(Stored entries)

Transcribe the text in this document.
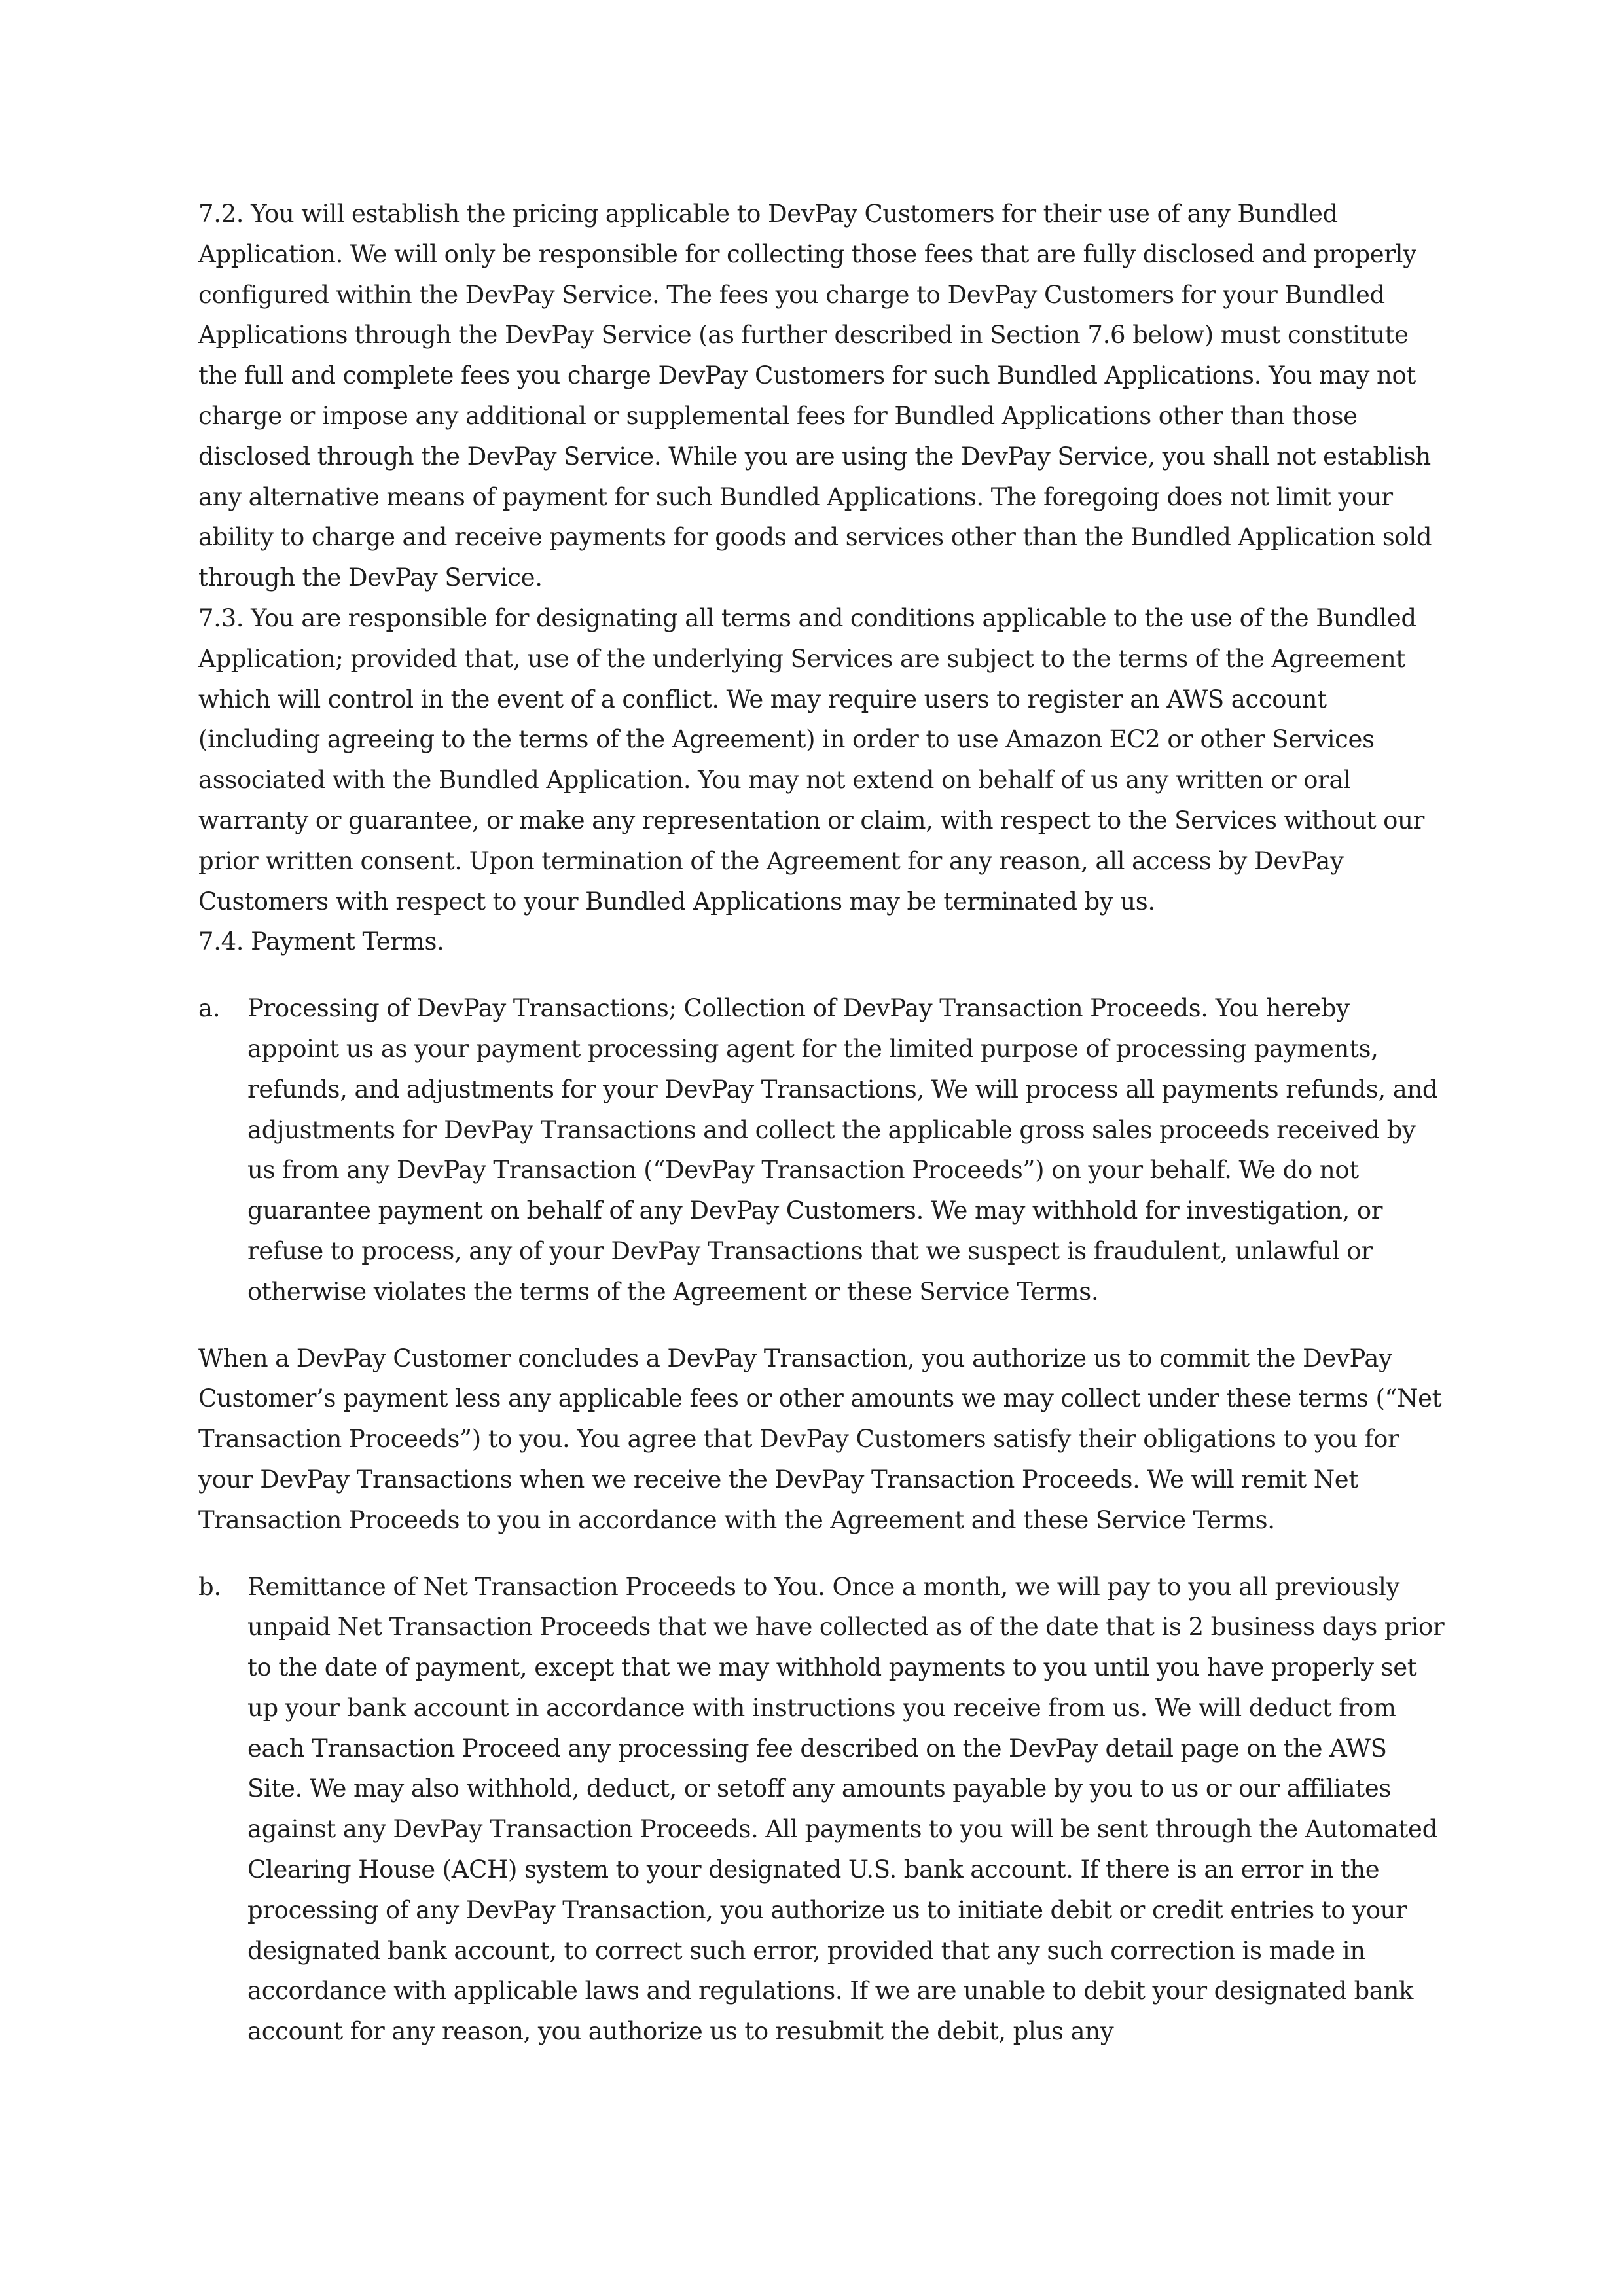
7.2. You will establish the pricing applicable to DevPay Customers for their use of any Bundled Application. We will only be responsible for collecting those fees that are fully disclosed and properly configured within the DevPay Service. The fees you charge to DevPay Customers for your Bundled Applications through the DevPay Service (as further described in Section 7.6 below) must constitute the full and complete fees you charge DevPay Customers for such Bundled Applications. You may not charge or impose any additional or supplemental fees for Bundled Applications other than those disclosed through the DevPay Service. While you are using the DevPay Service, you shall not establish any alternative means of payment for such Bundled Applications. The foregoing does not limit your ability to charge and receive payments for goods and services other than the Bundled Application sold through the DevPay Service.

7.3. You are responsible for designating all terms and conditions applicable to the use of the Bundled Application; provided that, use of the underlying Services are subject to the terms of the Agreement which will control in the event of a conflict. We may require users to register an AWS account (including agreeing to the terms of the Agreement) in order to use Amazon EC2 or other Services associated with the Bundled Application. You may not extend on behalf of us any written or oral warranty or guarantee, or make any representation or claim, with respect to the Services without our prior written consent. Upon termination of the Agreement for any reason, all access by DevPay Customers with respect to your Bundled Applications may be terminated by us.

7.4. Payment Terms.

a.	Processing of DevPay Transactions; Collection of DevPay Transaction Proceeds. You hereby appoint us as your payment processing agent for the limited purpose of processing payments, refunds, and adjustments for your DevPay Transactions, We will process all payments refunds, and adjustments for DevPay Transactions and collect the applicable gross sales proceeds received by us from any DevPay Transaction (“DevPay Transaction Proceeds”) on your behalf. We do not guarantee payment on behalf of any DevPay Customers. We may withhold for investigation, or refuse to process, any of your DevPay Transactions that we suspect is fraudulent, unlawful or otherwise violates the terms of the Agreement or these Service Terms.

When a DevPay Customer concludes a DevPay Transaction, you authorize us to commit the DevPay Customer’s payment less any applicable fees or other amounts we may collect under these terms (“Net Transaction Proceeds”) to you. You agree that DevPay Customers satisfy their obligations to you for your DevPay Transactions when we receive the DevPay Transaction Proceeds. We will remit Net Transaction Proceeds to you in accordance with the Agreement and these Service Terms.

b.	Remittance of Net Transaction Proceeds to You. Once a month, we will pay to you all previously unpaid Net Transaction Proceeds that we have collected as of the date that is 2 business days prior to the date of payment, except that we may withhold payments to you until you have properly set up your bank account in accordance with instructions you receive from us. We will deduct from each Transaction Proceed any processing fee described on the DevPay detail page on the AWS Site. We may also withhold, deduct, or setoff any amounts payable by you to us or our affiliates against any DevPay Transaction Proceeds. All payments to you will be sent through the Automated Clearing House (ACH) system to your designated U.S. bank account. If there is an error in the processing of any DevPay Transaction, you authorize us to initiate debit or credit entries to your designated bank account, to correct such error, provided that any such correction is made in accordance with applicable laws and regulations. If we are unable to debit your designated bank account for any reason, you authorize us to resubmit the debit, plus any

**Given request**
Your copy of the data should match it exactly, except that pictures are left out.

**Answer to this exercise**
Transcribe the text in this document.
7.2. You will establish the pricing applicable to DevPay Customers for their use of any Bundled Application. We will only be responsible for collecting those fees that are fully disclosed and properly configured within the DevPay Service. The fees you charge to DevPay Customers for your Bundled Applications through the DevPay Service (as further described in Section 7.6 below) must constitute the full and complete fees you charge DevPay Customers for such Bundled Applications. You may not charge or impose any additional or supplemental fees for Bundled Applications other than those disclosed through the DevPay Service. While you are using the DevPay Service, you shall not establish any alternative means of payment for such Bundled Applications. The foregoing does not limit your ability to charge and receive payments for goods and services other than the Bundled Application sold through the DevPay Service.

7.3. You are responsible for designating all terms and conditions applicable to the use of the Bundled Application; provided that, use of the underlying Services are subject to the terms of the Agreement which will control in the event of a conflict. We may require users to register an AWS account (including agreeing to the terms of the Agreement) in order to use Amazon EC2 or other Services associated with the Bundled Application. You may not extend on behalf of us any written or oral warranty or guarantee, or make any representation or claim, with respect to the Services without our prior written consent. Upon termination of the Agreement for any reason, all access by DevPay Customers with respect to your Bundled Applications may be terminated by us.

7.4. Payment Terms.

a.	Processing of DevPay Transactions; Collection of DevPay Transaction Proceeds. You hereby appoint us as your payment processing agent for the limited purpose of processing payments, refunds, and adjustments for your DevPay Transactions, We will process all payments refunds, and adjustments for DevPay Transactions and collect the applicable gross sales proceeds received by us from any DevPay Transaction (“DevPay Transaction Proceeds”) on your behalf. We do not guarantee payment on behalf of any DevPay Customers. We may withhold for investigation, or refuse to process, any of your DevPay Transactions that we suspect is fraudulent, unlawful or otherwise violates the terms of the Agreement or these Service Terms.

When a DevPay Customer concludes a DevPay Transaction, you authorize us to commit the DevPay Customer’s payment less any applicable fees or other amounts we may collect under these terms (“Net Transaction Proceeds”) to you. You agree that DevPay Customers satisfy their obligations to you for your DevPay Transactions when we receive the DevPay Transaction Proceeds. We will remit Net Transaction Proceeds to you in accordance with the Agreement and these Service Terms.

b.	Remittance of Net Transaction Proceeds to You. Once a month, we will pay to you all previously unpaid Net Transaction Proceeds that we have collected as of the date that is 2 business days prior to the date of payment, except that we may withhold payments to you until you have properly set up your bank account in accordance with instructions you receive from us. We will deduct from each Transaction Proceed any processing fee described on the DevPay detail page on the AWS Site. We may also withhold, deduct, or setoff any amounts payable by you to us or our affiliates against any DevPay Transaction Proceeds. All payments to you will be sent through the Automated Clearing House (ACH) system to your designated U.S. bank account. If there is an error in the processing of any DevPay Transaction, you authorize us to initiate debit or credit entries to your designated bank account, to correct such error, provided that any such correction is made in accordance with applicable laws and regulations. If we are unable to debit your designated bank account for any reason, you authorize us to resubmit the debit, plus any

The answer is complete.